Task input:
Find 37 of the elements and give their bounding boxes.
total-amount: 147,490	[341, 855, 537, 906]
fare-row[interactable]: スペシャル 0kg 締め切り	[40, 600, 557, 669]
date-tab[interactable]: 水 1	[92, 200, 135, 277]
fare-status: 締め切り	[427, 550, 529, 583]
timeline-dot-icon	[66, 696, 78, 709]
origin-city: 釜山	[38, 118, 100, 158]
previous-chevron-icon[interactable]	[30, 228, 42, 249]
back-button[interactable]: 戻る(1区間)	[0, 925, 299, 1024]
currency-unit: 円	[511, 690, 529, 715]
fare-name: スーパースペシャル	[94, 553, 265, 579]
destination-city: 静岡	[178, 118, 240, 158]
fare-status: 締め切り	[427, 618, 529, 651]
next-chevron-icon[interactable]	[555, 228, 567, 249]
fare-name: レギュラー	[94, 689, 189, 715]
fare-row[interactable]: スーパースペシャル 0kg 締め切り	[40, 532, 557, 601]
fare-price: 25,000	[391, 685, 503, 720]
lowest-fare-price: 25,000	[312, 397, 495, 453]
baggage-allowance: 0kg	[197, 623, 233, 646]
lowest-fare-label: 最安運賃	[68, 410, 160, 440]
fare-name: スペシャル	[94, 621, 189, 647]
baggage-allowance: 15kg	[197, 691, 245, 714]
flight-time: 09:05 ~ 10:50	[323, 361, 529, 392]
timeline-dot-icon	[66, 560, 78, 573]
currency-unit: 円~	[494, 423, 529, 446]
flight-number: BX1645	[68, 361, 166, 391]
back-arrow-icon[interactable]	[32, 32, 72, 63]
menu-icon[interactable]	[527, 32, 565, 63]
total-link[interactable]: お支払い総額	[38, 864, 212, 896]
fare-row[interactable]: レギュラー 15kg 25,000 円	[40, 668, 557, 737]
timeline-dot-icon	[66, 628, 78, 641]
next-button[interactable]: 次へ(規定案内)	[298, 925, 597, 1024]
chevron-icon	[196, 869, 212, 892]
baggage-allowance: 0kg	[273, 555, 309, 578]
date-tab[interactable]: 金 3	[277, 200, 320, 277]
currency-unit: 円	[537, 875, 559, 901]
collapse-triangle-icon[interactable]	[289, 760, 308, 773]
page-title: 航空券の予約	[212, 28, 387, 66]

Exercise: Render the lines above as a numbered list, from the first line through the line containing "flight-time: 09:05 ~", both included, and skip any blank lines.

Solution for this task:
1. Find 37 of the elements and give their bounding boxes.
2. total-amount: 147,490	[341, 855, 537, 906]
3. fare-row[interactable]: スペシャル 0kg 締め切り	[40, 600, 557, 669]
4. date-tab[interactable]: 水 1	[92, 200, 135, 277]
5. fare-status: 締め切り	[427, 550, 529, 583]
6. timeline-dot-icon	[66, 696, 78, 709]
7. origin-city: 釜山	[38, 118, 100, 158]
8. previous-chevron-icon[interactable]	[30, 228, 42, 249]
9. back-button[interactable]: 戻る(1区間)	[0, 925, 299, 1024]
10. currency-unit: 円	[511, 690, 529, 715]
11. fare-name: スーパースペシャル	[94, 553, 265, 579]
12. destination-city: 静岡	[178, 118, 240, 158]
13. fare-status: 締め切り	[427, 618, 529, 651]
14. next-chevron-icon[interactable]	[555, 228, 567, 249]
15. fare-name: レギュラー	[94, 689, 189, 715]
16. fare-row[interactable]: スーパースペシャル 0kg 締め切り	[40, 532, 557, 601]
17. fare-price: 25,000	[391, 685, 503, 720]
18. lowest-fare-price: 25,000	[312, 397, 495, 453]
19. baggage-allowance: 0kg	[197, 623, 233, 646]
20. lowest-fare-label: 最安運賃	[68, 410, 160, 440]
21. fare-name: スペシャル	[94, 621, 189, 647]
22. baggage-allowance: 15kg	[197, 691, 245, 714]
23. flight-time: 09:05 ~ 10:50	[323, 361, 529, 392]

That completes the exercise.